▶ [Problem to work on]:
Repeat the material exactly, leaving nothing out.

[Dataset rows]
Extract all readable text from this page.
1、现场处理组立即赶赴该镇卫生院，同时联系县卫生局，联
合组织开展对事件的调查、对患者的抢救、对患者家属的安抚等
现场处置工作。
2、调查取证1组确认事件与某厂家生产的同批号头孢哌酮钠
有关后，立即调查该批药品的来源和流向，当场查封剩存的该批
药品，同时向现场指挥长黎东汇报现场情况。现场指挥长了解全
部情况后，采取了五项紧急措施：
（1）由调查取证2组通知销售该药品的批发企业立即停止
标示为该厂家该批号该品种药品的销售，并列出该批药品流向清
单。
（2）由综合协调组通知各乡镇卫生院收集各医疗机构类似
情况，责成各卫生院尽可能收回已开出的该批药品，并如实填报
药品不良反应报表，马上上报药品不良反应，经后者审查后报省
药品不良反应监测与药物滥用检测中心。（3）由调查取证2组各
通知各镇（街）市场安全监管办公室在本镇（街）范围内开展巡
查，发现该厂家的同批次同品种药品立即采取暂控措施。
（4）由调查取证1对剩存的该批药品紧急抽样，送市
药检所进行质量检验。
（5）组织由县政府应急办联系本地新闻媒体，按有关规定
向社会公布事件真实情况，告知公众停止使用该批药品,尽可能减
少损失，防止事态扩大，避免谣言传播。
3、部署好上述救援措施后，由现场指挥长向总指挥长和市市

▶ [Result of this exercise]:
Extract all readable text from this page.
1、现场处理组立即赶赴该镇卫生院，同时联系县卫生局，联
合组织开展对事件的调查、对患者的抢救、对患者家属的安抚等
现场处置工作。
2、调查取证1组确认事件与某厂家生产的同批号头孢哌酮钠
有关后，立即调查该批药品的来源和流向，当场查封剩存的该批
药品，同时向现场指挥长黎东汇报现场情况。现场指挥长了解全
部情况后，采取了五项紧急措施：
（1）由调查取证2组通知销售该药品的批发企业立即停止
标示为该厂家该批号该品种药品的销售，并列出该批药品流向清
单。
（2）由综合协调组通知各乡镇卫生院收集各医疗机构类似
情况，责成各卫生院尽可能收回已开出的该批药品，并如实填报
药品不良反应报表，马上上报药品不良反应，经后者审查后报省
药品不良反应监测与药物滥用检测中心。（3）由调查取证2组各
通知各镇（街）市场安全监管办公室在本镇（街）范围内开展巡
查，发现该厂家的同批次同品种药品立即采取暂控措施。
（4）由调查取证1对剩存的该批药品紧急抽样，送市
药检所进行质量检验。
（5）组织由县政府应急办联系本地新闻媒体，按有关规定
向社会公布事件真实情况，告知公众停止使用该批药品,尽可能减
少损失，防止事态扩大，避免谣言传播。
3、部署好上述救援措施后，由现场指挥长向总指挥长和市市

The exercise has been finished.